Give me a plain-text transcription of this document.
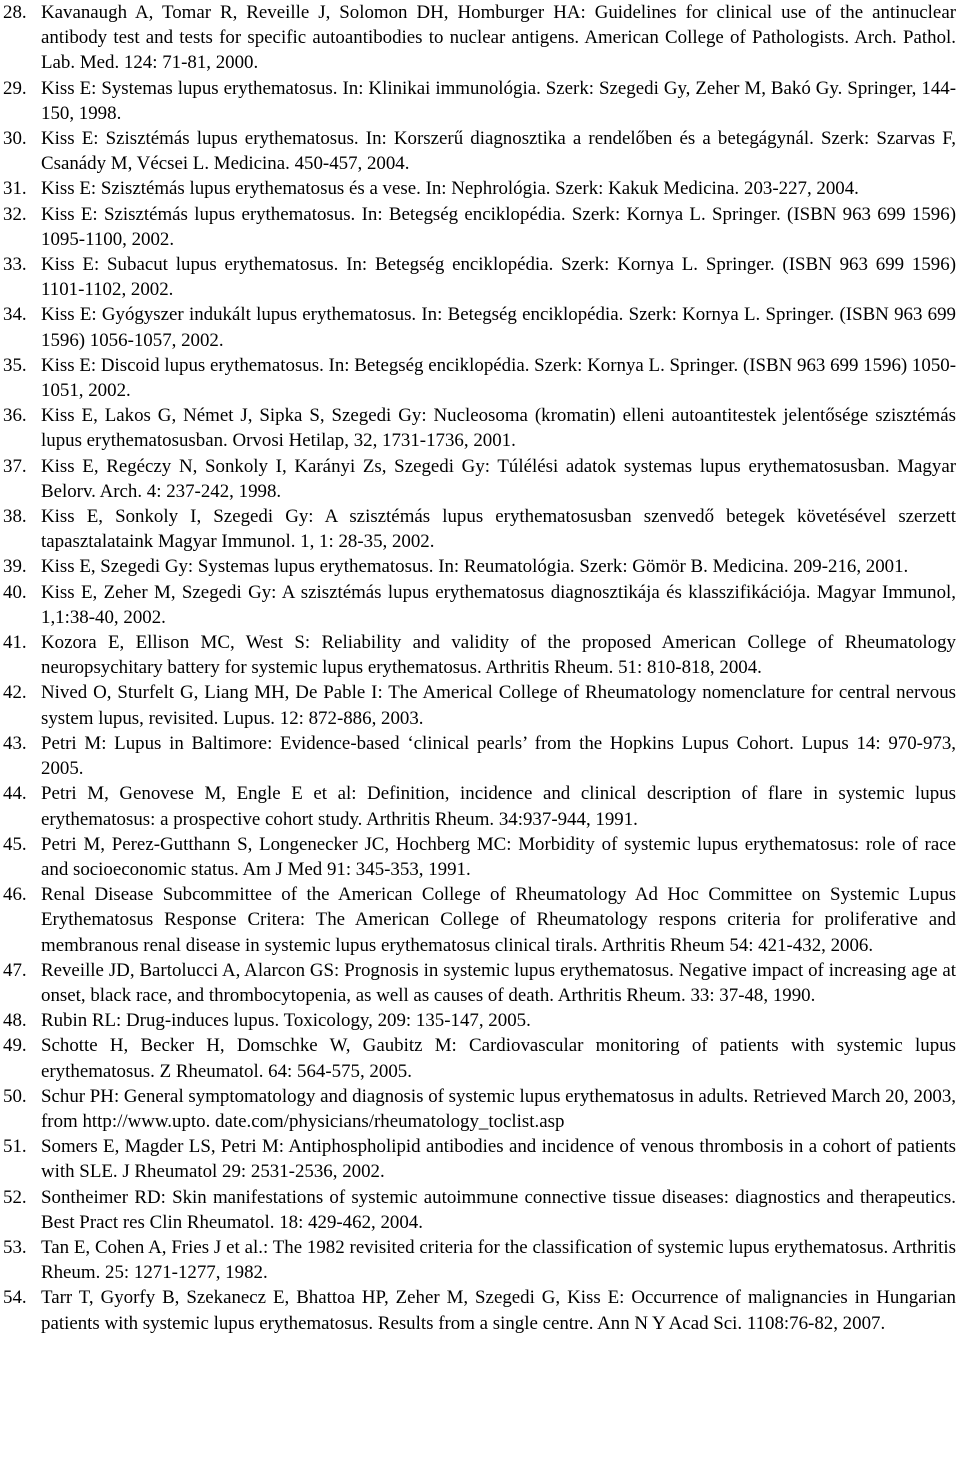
28. Kavanaugh A, Tomar R, Reveille J, Solomon DH, Homburger HA: Guidelines for clinical use of the antinuclear antibody test and tests for specific autoantibodies to nuclear antigens. American College of Pathologists. Arch. Pathol. Lab. Med. 124: 71-81, 2000.
29. Kiss E: Systemas lupus erythematosus. In: Klinikai immunológia. Szerk: Szegedi Gy, Zeher M, Bakó Gy. Springer, 144-150, 1998.
30. Kiss E: Szisztémás lupus erythematosus. In: Korszerű diagnosztika a rendelőben és a betegágynál. Szerk: Szarvas F, Csanády M, Vécsei L. Medicina. 450-457, 2004.
31. Kiss E: Szisztémás lupus erythematosus és a vese. In: Nephrológia. Szerk: Kakuk Medicina. 203-227, 2004.
32. Kiss E: Szisztémás lupus erythematosus. In: Betegség enciklopédia. Szerk: Kornya L. Springer. (ISBN 963 699 1596) 1095-1100, 2002.
33. Kiss E: Subacut lupus erythematosus. In: Betegség enciklopédia. Szerk: Kornya L. Springer. (ISBN 963 699 1596) 1101-1102, 2002.
34. Kiss E: Gyógyszer indukált lupus erythematosus. In: Betegség enciklopédia. Szerk: Kornya L. Springer. (ISBN 963 699 1596) 1056-1057, 2002.
35. Kiss E: Discoid lupus erythematosus. In: Betegség enciklopédia. Szerk: Kornya L. Springer. (ISBN 963 699 1596) 1050-1051, 2002.
36. Kiss E, Lakos G, Német J, Sipka S, Szegedi Gy: Nucleosoma (kromatin) elleni autoantitestek jelentősége szisztémás lupus erythematosusban. Orvosi Hetilap, 32, 1731-1736, 2001.
37. Kiss E, Regéczy N, Sonkoly I, Karányi Zs, Szegedi Gy: Túlélési adatok systemas lupus erythematosusban. Magyar Belorv. Arch. 4: 237-242, 1998.
38. Kiss E, Sonkoly I, Szegedi Gy: A szisztémás lupus erythematosusban szenvedő betegek követésével szerzett tapasztalataink Magyar Immunol. 1, 1: 28-35, 2002.
39. Kiss E, Szegedi Gy: Systemas lupus erythematosus. In: Reumatológia. Szerk: Gömör B. Medicina. 209-216, 2001.
40. Kiss E, Zeher M, Szegedi Gy: A szisztémás lupus erythematosus diagnosztikája és klasszifikációja. Magyar Immunol, 1,1:38-40, 2002.
41. Kozora E, Ellison MC, West S: Reliability and validity of the proposed American College of Rheumatology neuropsychitary battery for systemic lupus erythematosus. Arthritis Rheum. 51: 810-818, 2004.
42. Nived O, Sturfelt G, Liang MH, De Pable I: The Americal College of Rheumatology nomenclature for central nervous system lupus, revisited. Lupus. 12: 872-886, 2003.
43. Petri M: Lupus in Baltimore: Evidence-based ‘clinical pearls’ from the Hopkins Lupus Cohort. Lupus 14: 970-973, 2005.
44. Petri M, Genovese M, Engle E et al: Definition, incidence and clinical description of flare in systemic lupus erythematosus: a prospective cohort study. Arthritis Rheum. 34:937-944, 1991.
45. Petri M, Perez-Gutthann S, Longenecker JC, Hochberg MC: Morbidity of systemic lupus erythematosus: role of race and socioeconomic status. Am J Med 91: 345-353, 1991.
46. Renal Disease Subcommittee of the American College of Rheumatology Ad Hoc Committee on Systemic Lupus Erythematosus Response Critera: The American College of Rheumatology respons criteria for proliferative and membranous renal disease in systemic lupus erythematosus clinical tirals. Arthritis Rheum 54: 421-432, 2006.
47. Reveille JD, Bartolucci A, Alarcon GS: Prognosis in systemic lupus erythematosus. Negative impact of increasing age at onset, black race, and thrombocytopenia, as well as causes of death. Arthritis Rheum. 33: 37-48, 1990.
48. Rubin RL: Drug-induces lupus. Toxicology, 209: 135-147, 2005.
49. Schotte H, Becker H, Domschke W, Gaubitz M: Cardiovascular monitoring of patients with systemic lupus erythematosus. Z Rheumatol. 64: 564-575, 2005.
50. Schur PH: General symptomatology and diagnosis of systemic lupus erythematosus in adults. Retrieved March 20, 2003, from http://www.upto. date.com/physicians/rheumatology_toclist.asp
51. Somers E, Magder LS, Petri M: Antiphospholipid antibodies and incidence of venous thrombosis in a cohort of patients with SLE. J Rheumatol 29: 2531-2536, 2002.
52. Sontheimer RD: Skin manifestations of systemic autoimmune connective tissue diseases: diagnostics and therapeutics. Best Pract res Clin Rheumatol. 18: 429-462, 2004.
53. Tan E, Cohen A, Fries J et al.: The 1982 revisited criteria for the classification of systemic lupus erythematosus. Arthritis Rheum. 25: 1271-1277, 1982.
54. Tarr T, Gyorfy B, Szekanecz E, Bhattoa HP, Zeher M, Szegedi G, Kiss E: Occurrence of malignancies in Hungarian patients with systemic lupus erythematosus. Results from a single centre. Ann N Y Acad Sci. 1108:76-82, 2007.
####
Without the pictures, output the full listing exactly as it stands.

Give me a plain-text transcription of this document.
28. Kavanaugh A, Tomar R, Reveille J, Solomon DH, Homburger HA: Guidelines for clinical use of the antinuclear antibody test and tests for specific autoantibodies to nuclear antigens. American College of Pathologists. Arch. Pathol. Lab. Med. 124: 71-81, 2000.
29. Kiss E: Systemas lupus erythematosus. In: Klinikai immunológia. Szerk: Szegedi Gy, Zeher M, Bakó Gy. Springer, 144-150, 1998.
30. Kiss E: Szisztémás lupus erythematosus. In: Korszerű diagnosztika a rendelőben és a betegágynál. Szerk: Szarvas F, Csanády M, Vécsei L. Medicina. 450-457, 2004.
31. Kiss E: Szisztémás lupus erythematosus és a vese. In: Nephrológia. Szerk: Kakuk Medicina. 203-227, 2004.
32. Kiss E: Szisztémás lupus erythematosus. In: Betegség enciklopédia. Szerk: Kornya L. Springer. (ISBN 963 699 1596) 1095-1100, 2002.
33. Kiss E: Subacut lupus erythematosus. In: Betegség enciklopédia. Szerk: Kornya L. Springer. (ISBN 963 699 1596) 1101-1102, 2002.
34. Kiss E: Gyógyszer indukált lupus erythematosus. In: Betegség enciklopédia. Szerk: Kornya L. Springer. (ISBN 963 699 1596) 1056-1057, 2002.
35. Kiss E: Discoid lupus erythematosus. In: Betegség enciklopédia. Szerk: Kornya L. Springer. (ISBN 963 699 1596) 1050-1051, 2002.
36. Kiss E, Lakos G, Német J, Sipka S, Szegedi Gy: Nucleosoma (kromatin) elleni autoantitestek jelentősége szisztémás lupus erythematosusban. Orvosi Hetilap, 32, 1731-1736, 2001.
37. Kiss E, Regéczy N, Sonkoly I, Karányi Zs, Szegedi Gy: Túlélési adatok systemas lupus erythematosusban. Magyar Belorv. Arch. 4: 237-242, 1998.
38. Kiss E, Sonkoly I, Szegedi Gy: A szisztémás lupus erythematosusban szenvedő betegek követésével szerzett tapasztalataink Magyar Immunol. 1, 1: 28-35, 2002.
39. Kiss E, Szegedi Gy: Systemas lupus erythematosus. In: Reumatológia. Szerk: Gömör B. Medicina. 209-216, 2001.
40. Kiss E, Zeher M, Szegedi Gy: A szisztémás lupus erythematosus diagnosztikája és klasszifikációja. Magyar Immunol, 1,1:38-40, 2002.
41. Kozora E, Ellison MC, West S: Reliability and validity of the proposed American College of Rheumatology neuropsychitary battery for systemic lupus erythematosus. Arthritis Rheum. 51: 810-818, 2004.
42. Nived O, Sturfelt G, Liang MH, De Pable I: The Americal College of Rheumatology nomenclature for central nervous system lupus, revisited. Lupus. 12: 872-886, 2003.
43. Petri M: Lupus in Baltimore: Evidence-based ‘clinical pearls’ from the Hopkins Lupus Cohort. Lupus 14: 970-973, 2005.
44. Petri M, Genovese M, Engle E et al: Definition, incidence and clinical description of flare in systemic lupus erythematosus: a prospective cohort study. Arthritis Rheum. 34:937-944, 1991.
45. Petri M, Perez-Gutthann S, Longenecker JC, Hochberg MC: Morbidity of systemic lupus erythematosus: role of race and socioeconomic status. Am J Med 91: 345-353, 1991.
46. Renal Disease Subcommittee of the American College of Rheumatology Ad Hoc Committee on Systemic Lupus Erythematosus Response Critera: The American College of Rheumatology respons criteria for proliferative and membranous renal disease in systemic lupus erythematosus clinical tirals. Arthritis Rheum 54: 421-432, 2006.
47. Reveille JD, Bartolucci A, Alarcon GS: Prognosis in systemic lupus erythematosus. Negative impact of increasing age at onset, black race, and thrombocytopenia, as well as causes of death. Arthritis Rheum. 33: 37-48, 1990.
48. Rubin RL: Drug-induces lupus. Toxicology, 209: 135-147, 2005.
49. Schotte H, Becker H, Domschke W, Gaubitz M: Cardiovascular monitoring of patients with systemic lupus erythematosus. Z Rheumatol. 64: 564-575, 2005.
50. Schur PH: General symptomatology and diagnosis of systemic lupus erythematosus in adults. Retrieved March 20, 2003, from http://www.upto. date.com/physicians/rheumatology_toclist.asp
51. Somers E, Magder LS, Petri M: Antiphospholipid antibodies and incidence of venous thrombosis in a cohort of patients with SLE. J Rheumatol 29: 2531-2536, 2002.
52. Sontheimer RD: Skin manifestations of systemic autoimmune connective tissue diseases: diagnostics and therapeutics. Best Pract res Clin Rheumatol. 18: 429-462, 2004.
53. Tan E, Cohen A, Fries J et al.: The 1982 revisited criteria for the classification of systemic lupus erythematosus. Arthritis Rheum. 25: 1271-1277, 1982.
54. Tarr T, Gyorfy B, Szekanecz E, Bhattoa HP, Zeher M, Szegedi G, Kiss E: Occurrence of malignancies in Hungarian patients with systemic lupus erythematosus. Results from a single centre. Ann N Y Acad Sci. 1108:76-82, 2007.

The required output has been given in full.